• Short exercise:
Count the lines containing "managerial" in the entries underneath, and state that count without anything else.

(Stored items)
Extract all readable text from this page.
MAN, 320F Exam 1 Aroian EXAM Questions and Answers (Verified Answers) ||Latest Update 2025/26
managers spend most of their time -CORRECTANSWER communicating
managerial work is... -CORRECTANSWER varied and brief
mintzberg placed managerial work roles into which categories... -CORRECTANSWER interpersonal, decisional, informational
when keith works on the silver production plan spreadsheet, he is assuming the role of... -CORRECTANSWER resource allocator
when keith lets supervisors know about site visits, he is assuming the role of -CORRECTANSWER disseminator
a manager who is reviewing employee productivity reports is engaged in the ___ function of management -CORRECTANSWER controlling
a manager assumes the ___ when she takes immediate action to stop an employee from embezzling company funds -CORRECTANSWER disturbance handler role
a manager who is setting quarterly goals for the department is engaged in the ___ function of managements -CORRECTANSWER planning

• Exercise result:
2